Instruction: Do not copy the pictures; transcribe all other material exactly.

Provided information:
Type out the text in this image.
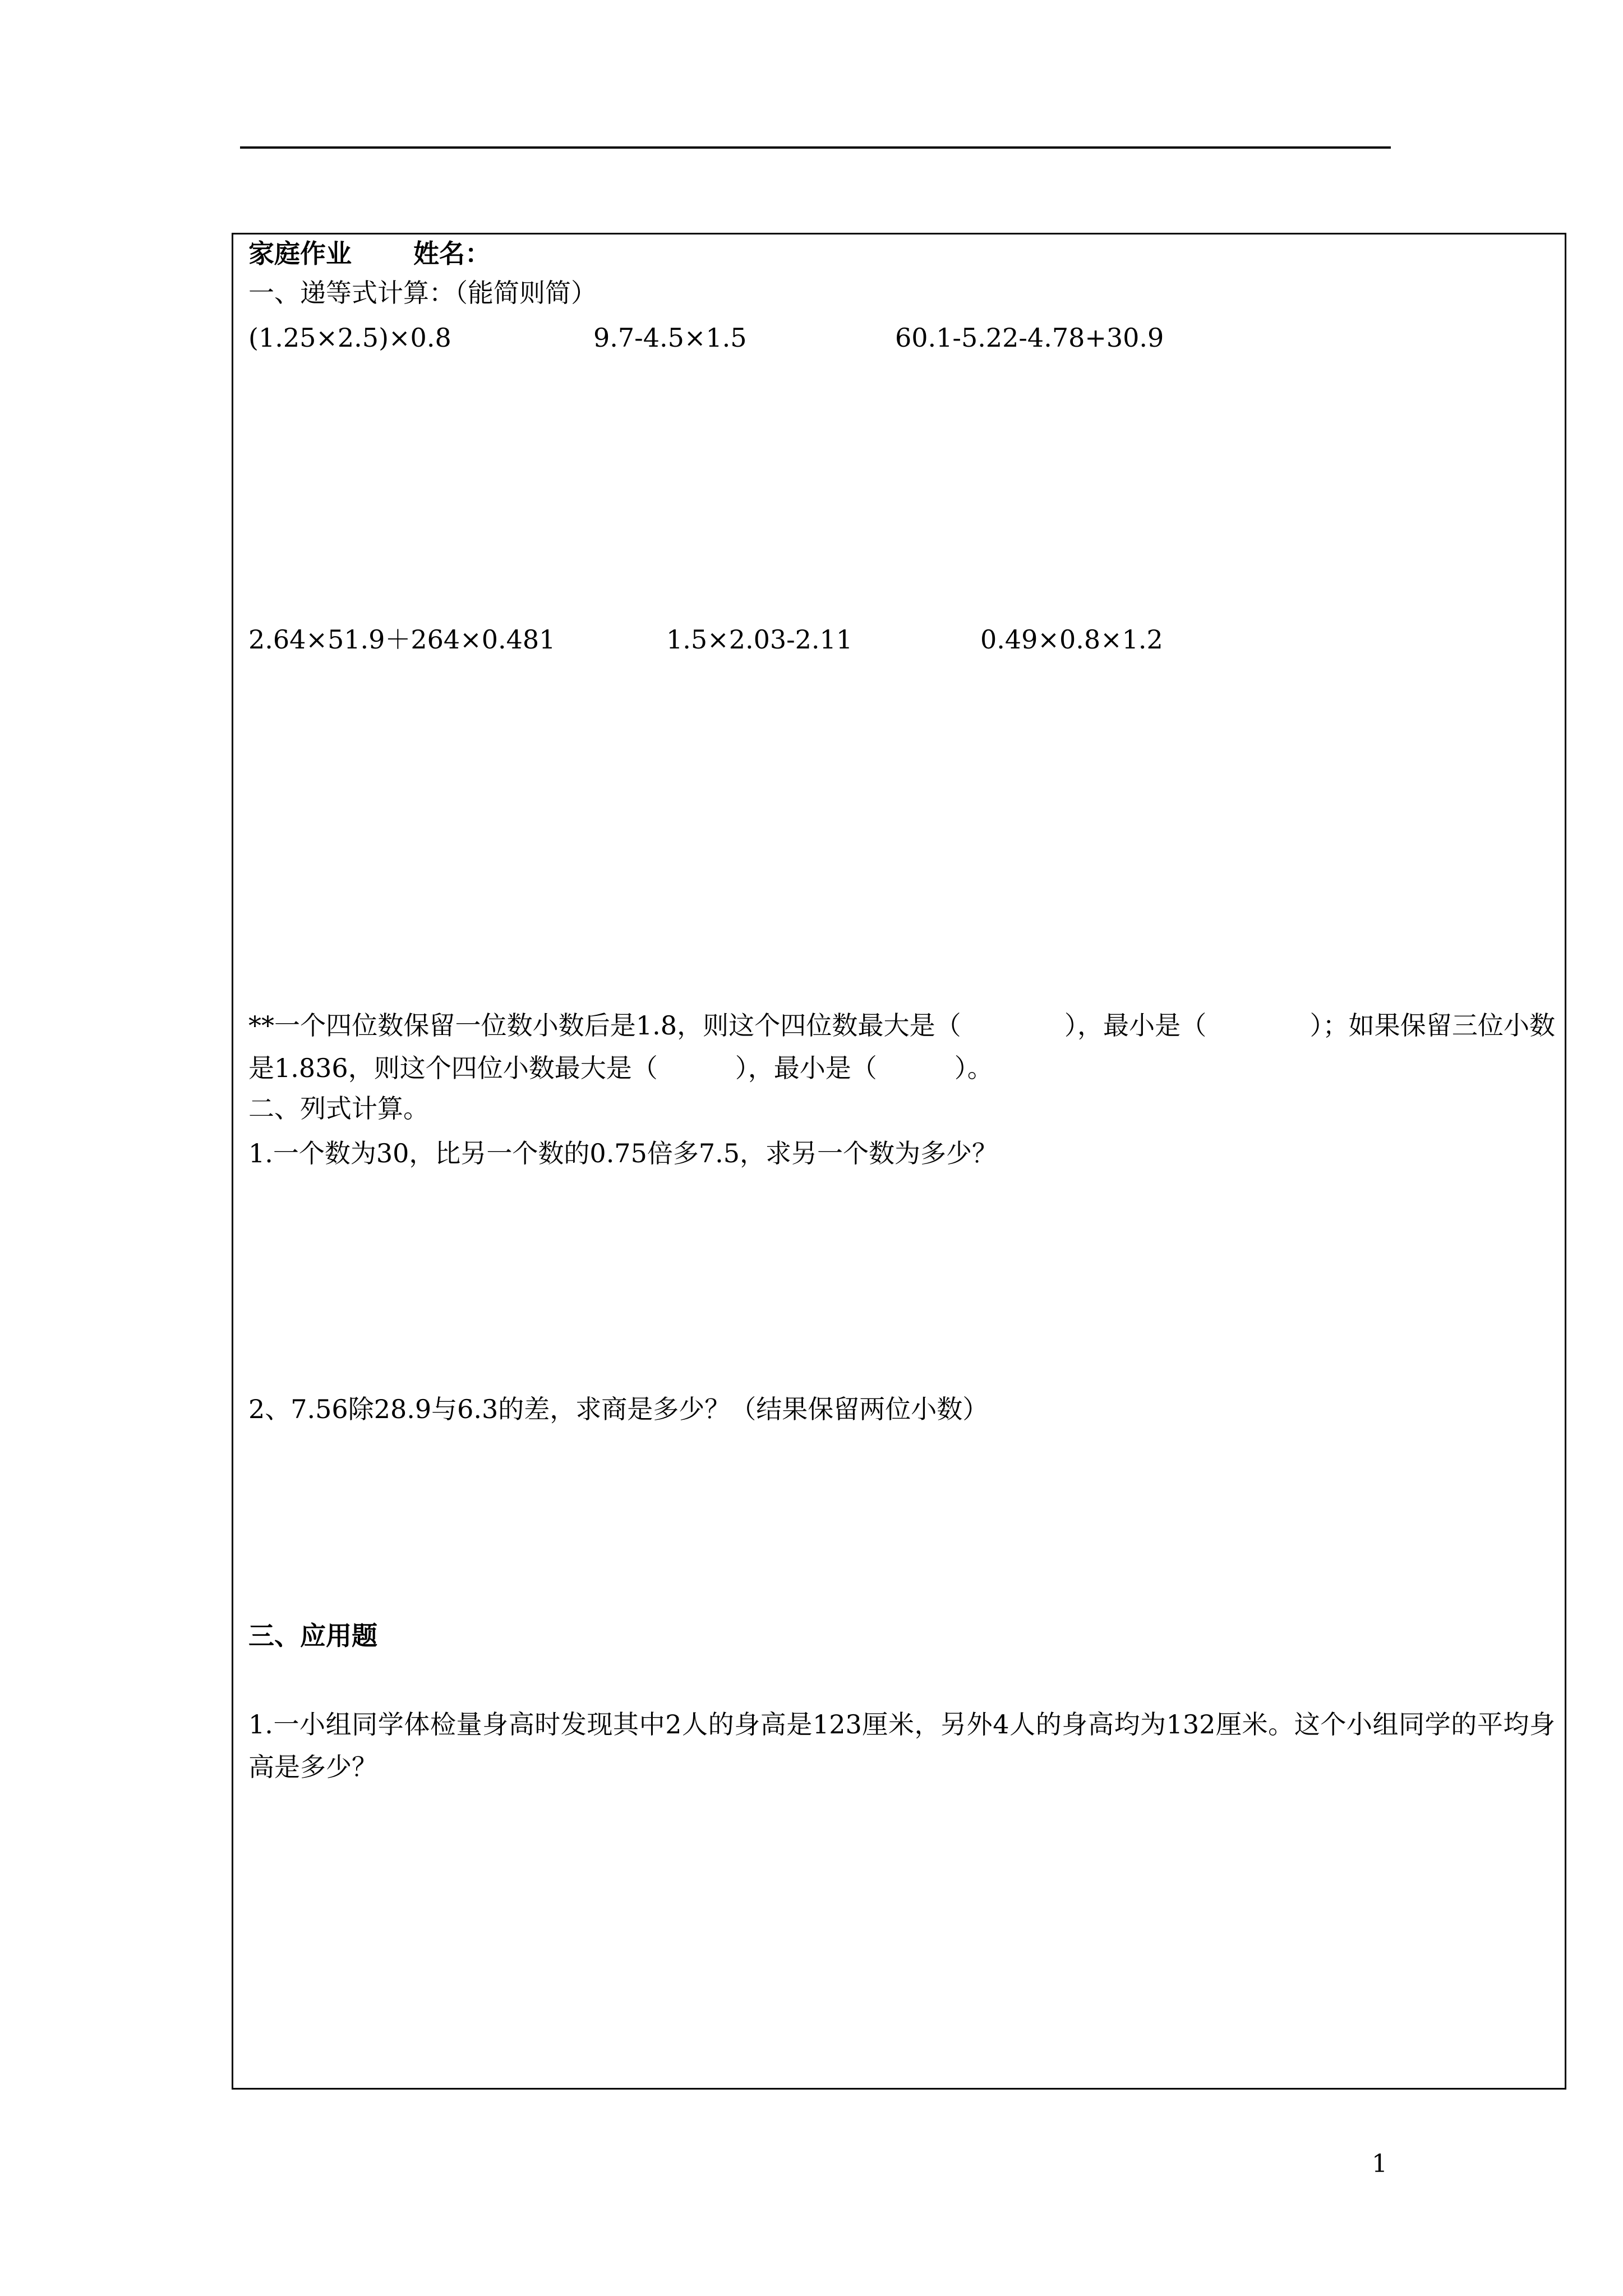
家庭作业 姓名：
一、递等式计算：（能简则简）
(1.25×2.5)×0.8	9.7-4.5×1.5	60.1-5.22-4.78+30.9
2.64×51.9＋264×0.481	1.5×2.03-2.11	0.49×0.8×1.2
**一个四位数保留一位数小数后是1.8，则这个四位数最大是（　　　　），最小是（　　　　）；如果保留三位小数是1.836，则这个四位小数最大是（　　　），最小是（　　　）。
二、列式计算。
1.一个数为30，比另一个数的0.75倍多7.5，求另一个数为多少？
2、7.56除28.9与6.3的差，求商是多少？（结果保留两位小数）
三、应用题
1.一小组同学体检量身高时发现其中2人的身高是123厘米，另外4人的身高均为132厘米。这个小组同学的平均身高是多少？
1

Full answer:
Type out the text in this image.
家庭作业 姓名：
一、递等式计算：（能简则简）
(1.25×2.5)×0.8	9.7-4.5×1.5	60.1-5.22-4.78+30.9
2.64×51.9＋264×0.481	1.5×2.03-2.11	0.49×0.8×1.2
**一个四位数保留一位数小数后是1.8，则这个四位数最大是（　　　　），最小是（　　　　）；如果保留三位小数是1.836，则这个四位小数最大是（　　　），最小是（　　　）。
二、列式计算。
1.一个数为30，比另一个数的0.75倍多7.5，求另一个数为多少？
2、7.56除28.9与6.3的差，求商是多少？（结果保留两位小数）
三、应用题
1.一小组同学体检量身高时发现其中2人的身高是123厘米，另外4人的身高均为132厘米。这个小组同学的平均身高是多少？
1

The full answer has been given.